WORK REQUIRED:
Copy all lines below containing "sheets".

(Collected data entries)

+ + + +

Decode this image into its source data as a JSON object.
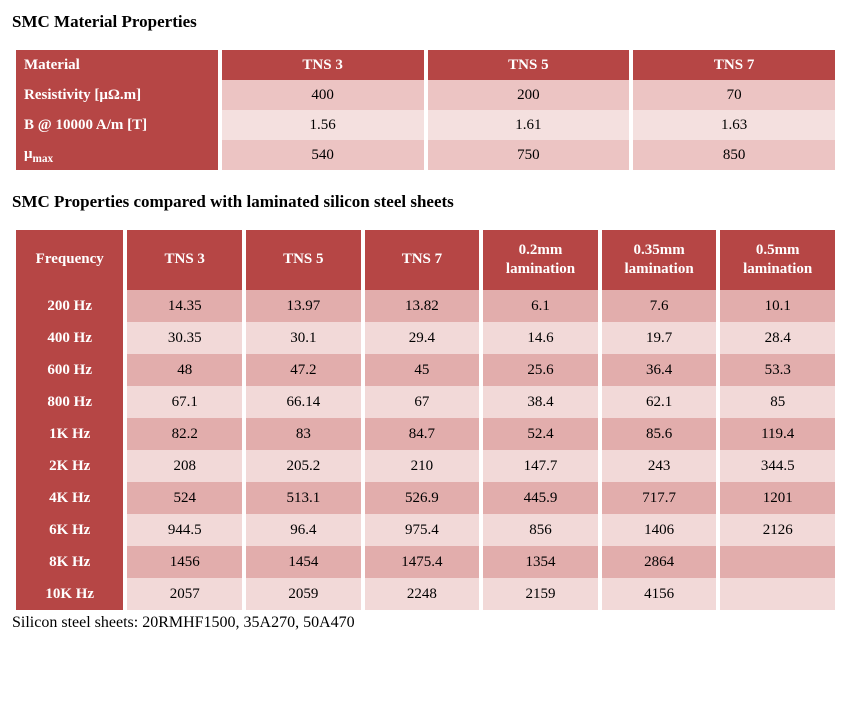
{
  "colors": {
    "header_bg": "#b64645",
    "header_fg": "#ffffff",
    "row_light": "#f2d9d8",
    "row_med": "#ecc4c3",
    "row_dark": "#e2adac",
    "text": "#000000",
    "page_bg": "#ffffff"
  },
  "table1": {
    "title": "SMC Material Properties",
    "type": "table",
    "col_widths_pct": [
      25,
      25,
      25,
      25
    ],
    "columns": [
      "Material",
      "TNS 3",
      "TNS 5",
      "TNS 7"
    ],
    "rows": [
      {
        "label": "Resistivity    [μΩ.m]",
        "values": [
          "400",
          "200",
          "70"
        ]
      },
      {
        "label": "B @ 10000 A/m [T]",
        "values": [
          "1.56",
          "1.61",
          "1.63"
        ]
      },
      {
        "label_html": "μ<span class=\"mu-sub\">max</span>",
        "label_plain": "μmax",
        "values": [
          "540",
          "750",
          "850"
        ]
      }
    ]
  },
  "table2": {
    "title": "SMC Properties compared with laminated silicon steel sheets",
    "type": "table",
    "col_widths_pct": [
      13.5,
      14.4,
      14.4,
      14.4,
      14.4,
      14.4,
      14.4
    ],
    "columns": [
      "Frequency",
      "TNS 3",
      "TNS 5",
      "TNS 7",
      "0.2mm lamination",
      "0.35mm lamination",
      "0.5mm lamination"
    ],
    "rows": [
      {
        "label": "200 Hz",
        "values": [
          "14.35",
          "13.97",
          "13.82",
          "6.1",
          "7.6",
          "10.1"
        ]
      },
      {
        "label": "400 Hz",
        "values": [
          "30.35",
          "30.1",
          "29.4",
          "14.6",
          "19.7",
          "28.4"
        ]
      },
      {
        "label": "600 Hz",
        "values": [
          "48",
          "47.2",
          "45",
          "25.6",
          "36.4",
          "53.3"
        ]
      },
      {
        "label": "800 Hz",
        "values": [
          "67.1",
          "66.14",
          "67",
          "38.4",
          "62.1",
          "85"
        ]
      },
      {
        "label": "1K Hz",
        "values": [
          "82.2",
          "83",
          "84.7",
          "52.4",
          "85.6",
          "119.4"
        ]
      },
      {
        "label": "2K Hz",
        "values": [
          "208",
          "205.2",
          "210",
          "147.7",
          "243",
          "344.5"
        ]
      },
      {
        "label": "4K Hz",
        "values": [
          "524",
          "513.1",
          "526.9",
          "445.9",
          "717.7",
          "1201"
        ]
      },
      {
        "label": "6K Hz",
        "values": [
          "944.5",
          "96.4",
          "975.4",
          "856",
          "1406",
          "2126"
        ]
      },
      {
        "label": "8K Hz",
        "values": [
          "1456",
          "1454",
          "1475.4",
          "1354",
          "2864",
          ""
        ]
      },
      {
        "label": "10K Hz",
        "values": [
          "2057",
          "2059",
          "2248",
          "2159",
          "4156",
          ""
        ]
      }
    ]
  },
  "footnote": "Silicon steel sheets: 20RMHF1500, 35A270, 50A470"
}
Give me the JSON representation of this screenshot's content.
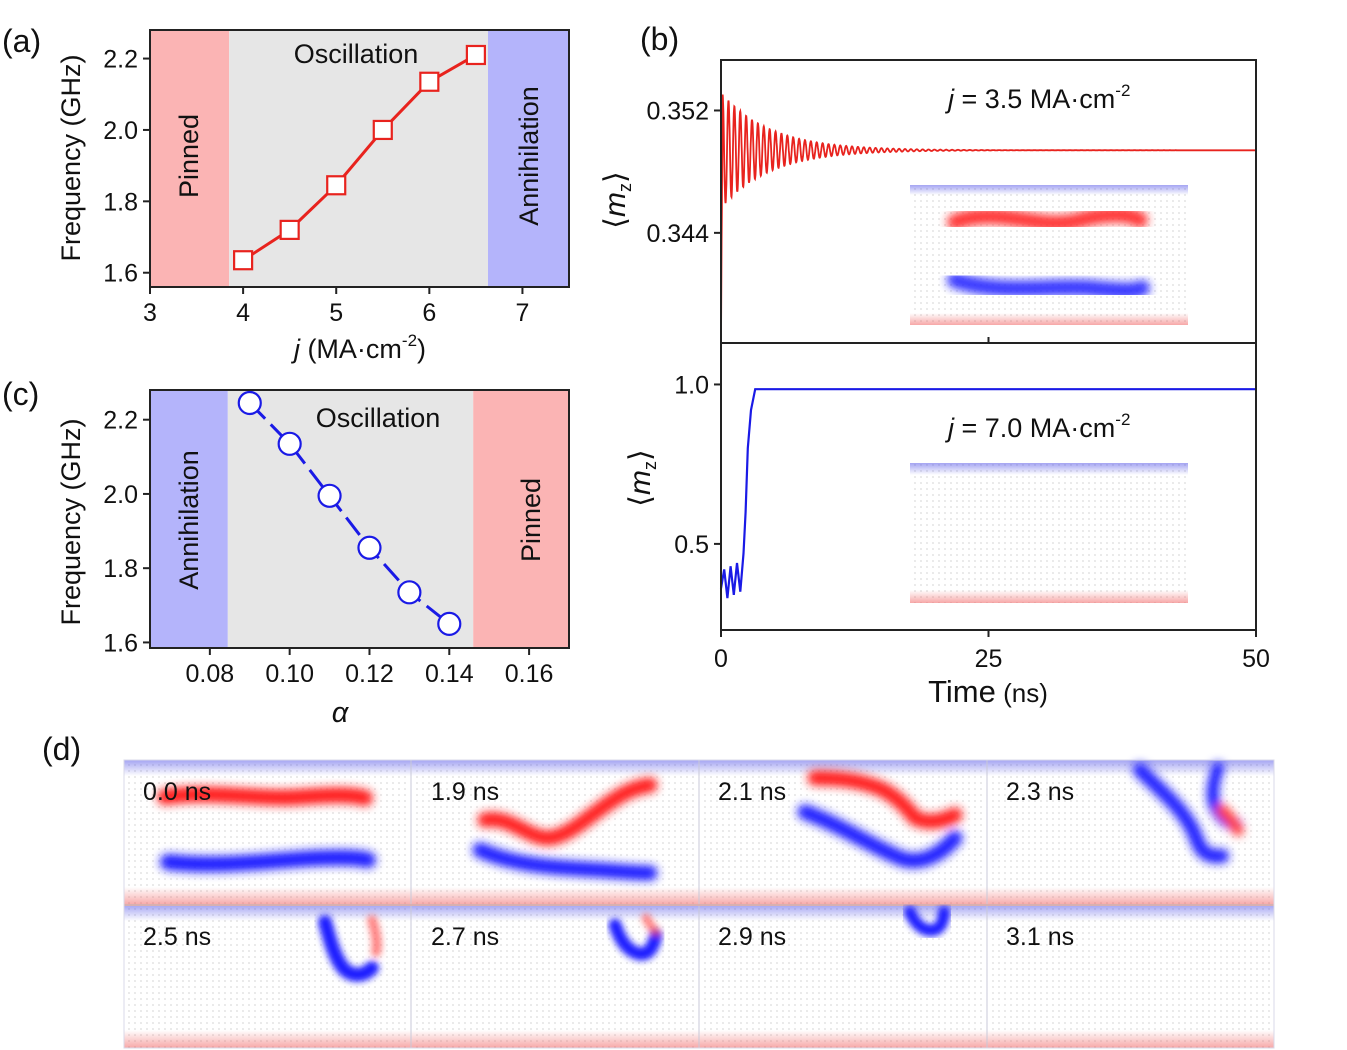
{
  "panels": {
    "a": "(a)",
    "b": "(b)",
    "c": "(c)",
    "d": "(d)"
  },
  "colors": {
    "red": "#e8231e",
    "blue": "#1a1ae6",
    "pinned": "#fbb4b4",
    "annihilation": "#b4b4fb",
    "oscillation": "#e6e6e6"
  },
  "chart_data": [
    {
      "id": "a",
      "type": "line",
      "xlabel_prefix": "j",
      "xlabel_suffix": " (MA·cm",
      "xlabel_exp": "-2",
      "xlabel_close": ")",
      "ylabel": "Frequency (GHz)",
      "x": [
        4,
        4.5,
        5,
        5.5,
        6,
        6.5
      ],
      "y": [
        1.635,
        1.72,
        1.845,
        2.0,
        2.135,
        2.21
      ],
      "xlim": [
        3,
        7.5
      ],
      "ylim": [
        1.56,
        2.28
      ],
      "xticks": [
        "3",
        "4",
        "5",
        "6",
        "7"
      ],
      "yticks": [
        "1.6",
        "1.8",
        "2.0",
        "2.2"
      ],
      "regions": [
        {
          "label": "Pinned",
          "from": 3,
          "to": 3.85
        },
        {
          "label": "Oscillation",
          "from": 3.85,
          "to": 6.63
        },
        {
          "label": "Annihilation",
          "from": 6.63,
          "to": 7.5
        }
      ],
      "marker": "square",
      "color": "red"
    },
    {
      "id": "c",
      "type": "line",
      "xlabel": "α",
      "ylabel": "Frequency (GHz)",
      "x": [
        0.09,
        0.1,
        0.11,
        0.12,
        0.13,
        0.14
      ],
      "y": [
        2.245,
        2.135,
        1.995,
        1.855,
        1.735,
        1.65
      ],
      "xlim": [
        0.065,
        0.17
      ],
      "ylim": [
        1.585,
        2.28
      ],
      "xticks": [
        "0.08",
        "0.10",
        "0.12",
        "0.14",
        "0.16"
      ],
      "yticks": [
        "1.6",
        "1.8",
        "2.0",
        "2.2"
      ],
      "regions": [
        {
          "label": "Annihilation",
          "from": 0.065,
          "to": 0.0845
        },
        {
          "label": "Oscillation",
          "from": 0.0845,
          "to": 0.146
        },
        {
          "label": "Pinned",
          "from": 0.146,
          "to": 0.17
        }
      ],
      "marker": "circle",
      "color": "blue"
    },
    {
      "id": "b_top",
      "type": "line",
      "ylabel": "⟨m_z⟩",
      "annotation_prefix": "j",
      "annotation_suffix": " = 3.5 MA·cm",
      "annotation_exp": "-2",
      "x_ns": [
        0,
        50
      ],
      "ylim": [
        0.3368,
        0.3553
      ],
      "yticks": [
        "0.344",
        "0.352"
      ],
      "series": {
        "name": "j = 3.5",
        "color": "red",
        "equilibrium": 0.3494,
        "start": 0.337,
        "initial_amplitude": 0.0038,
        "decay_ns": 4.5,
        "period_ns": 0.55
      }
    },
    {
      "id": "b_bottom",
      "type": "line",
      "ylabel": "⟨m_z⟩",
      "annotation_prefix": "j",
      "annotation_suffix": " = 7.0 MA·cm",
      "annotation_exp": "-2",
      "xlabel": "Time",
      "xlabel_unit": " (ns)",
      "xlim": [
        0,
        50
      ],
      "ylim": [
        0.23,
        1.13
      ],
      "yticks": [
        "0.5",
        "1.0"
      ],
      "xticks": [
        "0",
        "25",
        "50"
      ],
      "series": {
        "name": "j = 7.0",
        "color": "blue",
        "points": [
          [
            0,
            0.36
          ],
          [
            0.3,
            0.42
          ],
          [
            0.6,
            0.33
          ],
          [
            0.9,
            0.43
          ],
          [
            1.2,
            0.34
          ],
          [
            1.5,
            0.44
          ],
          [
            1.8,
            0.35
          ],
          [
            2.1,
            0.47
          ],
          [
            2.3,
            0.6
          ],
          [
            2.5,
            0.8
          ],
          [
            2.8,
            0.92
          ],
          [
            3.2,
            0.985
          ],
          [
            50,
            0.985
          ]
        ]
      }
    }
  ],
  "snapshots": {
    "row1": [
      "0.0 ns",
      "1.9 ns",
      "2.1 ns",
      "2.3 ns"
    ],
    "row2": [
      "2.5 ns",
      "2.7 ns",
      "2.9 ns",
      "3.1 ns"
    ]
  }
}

+ + + +

REPLY TO THE TASK:
    "title": "SMC Properties compared with laminated silicon steel sheets",
  "footnote": "Silicon steel sheets: 20RMHF1500, 35A270, 50A470"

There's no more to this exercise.